◆ **AIM**:
Reproduce the material below verbatim, line for line.

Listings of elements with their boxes
[Start]
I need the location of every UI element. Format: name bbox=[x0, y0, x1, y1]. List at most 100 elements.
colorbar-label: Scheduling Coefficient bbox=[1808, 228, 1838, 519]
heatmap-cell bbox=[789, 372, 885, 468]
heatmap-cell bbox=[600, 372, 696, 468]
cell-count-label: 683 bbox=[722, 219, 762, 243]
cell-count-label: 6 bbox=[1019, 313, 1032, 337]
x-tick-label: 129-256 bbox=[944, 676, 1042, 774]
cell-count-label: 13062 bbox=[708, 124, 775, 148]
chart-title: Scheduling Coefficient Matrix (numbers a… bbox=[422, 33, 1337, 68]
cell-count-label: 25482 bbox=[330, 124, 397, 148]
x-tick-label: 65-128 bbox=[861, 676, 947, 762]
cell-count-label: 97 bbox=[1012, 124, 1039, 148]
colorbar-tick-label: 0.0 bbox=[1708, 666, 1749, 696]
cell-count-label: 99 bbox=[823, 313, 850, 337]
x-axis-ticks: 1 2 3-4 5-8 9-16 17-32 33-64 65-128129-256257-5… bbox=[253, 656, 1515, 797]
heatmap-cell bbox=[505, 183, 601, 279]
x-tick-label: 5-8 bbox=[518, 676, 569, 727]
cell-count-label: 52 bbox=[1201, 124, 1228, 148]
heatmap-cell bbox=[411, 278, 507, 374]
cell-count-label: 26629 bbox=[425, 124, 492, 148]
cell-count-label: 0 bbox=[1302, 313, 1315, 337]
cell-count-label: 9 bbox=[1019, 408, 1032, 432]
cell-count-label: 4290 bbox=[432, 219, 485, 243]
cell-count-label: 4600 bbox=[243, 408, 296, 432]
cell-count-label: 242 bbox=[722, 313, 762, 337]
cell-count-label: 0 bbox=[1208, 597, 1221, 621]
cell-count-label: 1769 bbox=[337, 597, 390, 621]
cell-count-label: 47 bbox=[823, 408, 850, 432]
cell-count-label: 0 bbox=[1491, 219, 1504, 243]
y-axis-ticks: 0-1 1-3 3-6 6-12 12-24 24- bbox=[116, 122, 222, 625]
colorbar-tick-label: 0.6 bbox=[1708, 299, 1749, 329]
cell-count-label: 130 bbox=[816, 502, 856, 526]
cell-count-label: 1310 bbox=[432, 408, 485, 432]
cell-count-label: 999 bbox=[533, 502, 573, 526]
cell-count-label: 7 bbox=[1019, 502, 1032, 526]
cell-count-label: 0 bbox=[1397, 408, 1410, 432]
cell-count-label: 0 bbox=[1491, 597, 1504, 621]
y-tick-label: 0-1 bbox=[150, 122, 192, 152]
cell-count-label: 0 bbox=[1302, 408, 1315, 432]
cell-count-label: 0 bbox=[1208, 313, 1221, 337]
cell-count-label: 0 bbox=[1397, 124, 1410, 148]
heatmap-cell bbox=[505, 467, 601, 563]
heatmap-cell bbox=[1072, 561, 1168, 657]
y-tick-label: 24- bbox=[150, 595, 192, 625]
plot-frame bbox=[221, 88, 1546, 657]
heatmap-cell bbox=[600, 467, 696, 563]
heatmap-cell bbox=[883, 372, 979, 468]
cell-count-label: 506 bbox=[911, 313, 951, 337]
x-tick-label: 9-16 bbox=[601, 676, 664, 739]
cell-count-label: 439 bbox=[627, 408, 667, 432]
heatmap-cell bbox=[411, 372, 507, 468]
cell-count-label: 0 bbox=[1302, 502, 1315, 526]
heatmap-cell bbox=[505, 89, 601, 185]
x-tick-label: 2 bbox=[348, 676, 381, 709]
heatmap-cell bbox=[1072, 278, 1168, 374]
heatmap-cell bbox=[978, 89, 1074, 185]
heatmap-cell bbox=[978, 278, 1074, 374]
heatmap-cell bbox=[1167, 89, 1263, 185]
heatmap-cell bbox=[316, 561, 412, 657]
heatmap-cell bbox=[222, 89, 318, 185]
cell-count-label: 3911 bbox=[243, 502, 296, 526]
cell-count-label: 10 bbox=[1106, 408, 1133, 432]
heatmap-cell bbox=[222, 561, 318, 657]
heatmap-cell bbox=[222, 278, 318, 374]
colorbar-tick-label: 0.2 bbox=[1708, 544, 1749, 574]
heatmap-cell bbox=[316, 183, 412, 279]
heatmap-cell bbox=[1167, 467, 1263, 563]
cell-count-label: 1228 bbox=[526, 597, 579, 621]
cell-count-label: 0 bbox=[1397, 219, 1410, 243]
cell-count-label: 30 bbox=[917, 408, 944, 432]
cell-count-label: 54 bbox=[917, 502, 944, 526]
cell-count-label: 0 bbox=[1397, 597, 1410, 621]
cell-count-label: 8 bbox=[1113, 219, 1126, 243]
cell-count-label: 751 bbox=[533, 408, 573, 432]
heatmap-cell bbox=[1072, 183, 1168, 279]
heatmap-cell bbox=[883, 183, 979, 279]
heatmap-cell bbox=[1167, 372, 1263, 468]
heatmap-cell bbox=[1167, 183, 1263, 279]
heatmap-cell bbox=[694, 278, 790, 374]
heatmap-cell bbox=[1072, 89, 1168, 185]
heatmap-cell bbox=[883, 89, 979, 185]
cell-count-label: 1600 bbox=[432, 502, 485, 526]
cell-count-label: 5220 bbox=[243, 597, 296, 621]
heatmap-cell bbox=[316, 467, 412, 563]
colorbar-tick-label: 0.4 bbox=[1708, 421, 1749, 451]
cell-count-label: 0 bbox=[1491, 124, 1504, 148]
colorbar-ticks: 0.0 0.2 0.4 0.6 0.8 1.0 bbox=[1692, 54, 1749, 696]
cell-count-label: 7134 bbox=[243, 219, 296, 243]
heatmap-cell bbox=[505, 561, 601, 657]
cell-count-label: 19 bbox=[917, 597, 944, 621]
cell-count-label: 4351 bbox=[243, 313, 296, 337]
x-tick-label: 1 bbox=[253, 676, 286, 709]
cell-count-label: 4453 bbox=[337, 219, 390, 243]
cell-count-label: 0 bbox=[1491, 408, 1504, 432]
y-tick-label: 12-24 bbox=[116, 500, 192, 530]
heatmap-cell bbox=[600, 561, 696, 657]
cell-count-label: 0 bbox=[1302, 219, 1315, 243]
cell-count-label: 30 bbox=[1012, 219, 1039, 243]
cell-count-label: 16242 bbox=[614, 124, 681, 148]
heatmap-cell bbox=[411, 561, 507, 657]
[End]
◆ **THE COMPLETED TASK**:
I need the location of every UI element. Format: name bbox=[x0, y0, x1, y1]. List at most 100 elements.
colorbar-label: Scheduling Coefficient bbox=[1808, 228, 1838, 519]
heatmap-cell bbox=[789, 372, 885, 468]
heatmap-cell bbox=[600, 372, 696, 468]
cell-count-label: 683 bbox=[722, 219, 762, 243]
cell-count-label: 6 bbox=[1019, 313, 1032, 337]
x-tick-label: 129-256 bbox=[944, 676, 1042, 774]
cell-count-label: 13062 bbox=[708, 124, 775, 148]
chart-title: Scheduling Coefficient Matrix (numbers a… bbox=[422, 33, 1337, 68]
cell-count-label: 25482 bbox=[330, 124, 397, 148]
x-tick-label: 65-128 bbox=[861, 676, 947, 762]
cell-count-label: 97 bbox=[1012, 124, 1039, 148]
colorbar-tick-label: 0.0 bbox=[1708, 666, 1749, 696]
cell-count-label: 99 bbox=[823, 313, 850, 337]
x-axis-ticks: 1 2 3-4 5-8 9-16 17-32 33-64 65-128129-256257-5… bbox=[253, 656, 1515, 797]
heatmap-cell bbox=[505, 183, 601, 279]
x-tick-label: 5-8 bbox=[518, 676, 569, 727]
cell-count-label: 52 bbox=[1201, 124, 1228, 148]
heatmap-cell bbox=[411, 278, 507, 374]
cell-count-label: 26629 bbox=[425, 124, 492, 148]
cell-count-label: 0 bbox=[1302, 313, 1315, 337]
cell-count-label: 9 bbox=[1019, 408, 1032, 432]
cell-count-label: 4290 bbox=[432, 219, 485, 243]
cell-count-label: 4600 bbox=[243, 408, 296, 432]
cell-count-label: 242 bbox=[722, 313, 762, 337]
cell-count-label: 0 bbox=[1208, 597, 1221, 621]
cell-count-label: 1769 bbox=[337, 597, 390, 621]
cell-count-label: 47 bbox=[823, 408, 850, 432]
cell-count-label: 0 bbox=[1491, 219, 1504, 243]
y-axis-ticks: 0-1 1-3 3-6 6-12 12-24 24- bbox=[116, 122, 222, 625]
colorbar-tick-label: 0.6 bbox=[1708, 299, 1749, 329]
cell-count-label: 130 bbox=[816, 502, 856, 526]
cell-count-label: 1310 bbox=[432, 408, 485, 432]
cell-count-label: 999 bbox=[533, 502, 573, 526]
cell-count-label: 7 bbox=[1019, 502, 1032, 526]
cell-count-label: 0 bbox=[1397, 408, 1410, 432]
cell-count-label: 0 bbox=[1491, 597, 1504, 621]
y-tick-label: 0-1 bbox=[150, 122, 192, 152]
cell-count-label: 0 bbox=[1302, 408, 1315, 432]
cell-count-label: 0 bbox=[1208, 313, 1221, 337]
cell-count-label: 0 bbox=[1397, 124, 1410, 148]
heatmap-cell bbox=[505, 467, 601, 563]
heatmap-cell bbox=[1072, 561, 1168, 657]
y-tick-label: 24- bbox=[150, 595, 192, 625]
plot-frame bbox=[221, 88, 1546, 657]
heatmap-cell bbox=[600, 467, 696, 563]
heatmap-cell bbox=[883, 372, 979, 468]
cell-count-label: 506 bbox=[911, 313, 951, 337]
x-tick-label: 9-16 bbox=[601, 676, 664, 739]
cell-count-label: 439 bbox=[627, 408, 667, 432]
heatmap-cell bbox=[411, 372, 507, 468]
cell-count-label: 0 bbox=[1302, 502, 1315, 526]
heatmap-cell bbox=[505, 89, 601, 185]
x-tick-label: 2 bbox=[348, 676, 381, 709]
heatmap-cell bbox=[1072, 278, 1168, 374]
heatmap-cell bbox=[978, 89, 1074, 185]
heatmap-cell bbox=[978, 278, 1074, 374]
heatmap-cell bbox=[1167, 89, 1263, 185]
heatmap-cell bbox=[316, 561, 412, 657]
heatmap-cell bbox=[222, 89, 318, 185]
cell-count-label: 3911 bbox=[243, 502, 296, 526]
cell-count-label: 10 bbox=[1106, 408, 1133, 432]
heatmap-cell bbox=[222, 561, 318, 657]
heatmap-cell bbox=[222, 278, 318, 374]
colorbar-tick-label: 0.2 bbox=[1708, 544, 1749, 574]
heatmap-cell bbox=[316, 183, 412, 279]
heatmap-cell bbox=[1167, 467, 1263, 563]
cell-count-label: 1228 bbox=[526, 597, 579, 621]
cell-count-label: 0 bbox=[1397, 219, 1410, 243]
cell-count-label: 30 bbox=[917, 408, 944, 432]
cell-count-label: 54 bbox=[917, 502, 944, 526]
cell-count-label: 0 bbox=[1397, 597, 1410, 621]
cell-count-label: 8 bbox=[1113, 219, 1126, 243]
cell-count-label: 751 bbox=[533, 408, 573, 432]
heatmap-cell bbox=[1072, 183, 1168, 279]
heatmap-cell bbox=[883, 183, 979, 279]
heatmap-cell bbox=[1167, 372, 1263, 468]
heatmap-cell bbox=[1167, 183, 1263, 279]
heatmap-cell bbox=[694, 278, 790, 374]
heatmap-cell bbox=[1072, 89, 1168, 185]
heatmap-cell bbox=[883, 89, 979, 185]
cell-count-label: 1600 bbox=[432, 502, 485, 526]
cell-count-label: 5220 bbox=[243, 597, 296, 621]
heatmap-cell bbox=[316, 467, 412, 563]
colorbar-tick-label: 0.4 bbox=[1708, 421, 1749, 451]
cell-count-label: 0 bbox=[1491, 124, 1504, 148]
colorbar-ticks: 0.0 0.2 0.4 0.6 0.8 1.0 bbox=[1692, 54, 1749, 696]
cell-count-label: 7134 bbox=[243, 219, 296, 243]
heatmap-cell bbox=[505, 561, 601, 657]
cell-count-label: 19 bbox=[917, 597, 944, 621]
cell-count-label: 4351 bbox=[243, 313, 296, 337]
x-tick-label: 1 bbox=[253, 676, 286, 709]
cell-count-label: 4453 bbox=[337, 219, 390, 243]
cell-count-label: 0 bbox=[1491, 408, 1504, 432]
y-tick-label: 12-24 bbox=[116, 500, 192, 530]
heatmap-cell bbox=[600, 561, 696, 657]
cell-count-label: 0 bbox=[1302, 219, 1315, 243]
cell-count-label: 30 bbox=[1012, 219, 1039, 243]
cell-count-label: 16242 bbox=[614, 124, 681, 148]
heatmap-cell bbox=[411, 561, 507, 657]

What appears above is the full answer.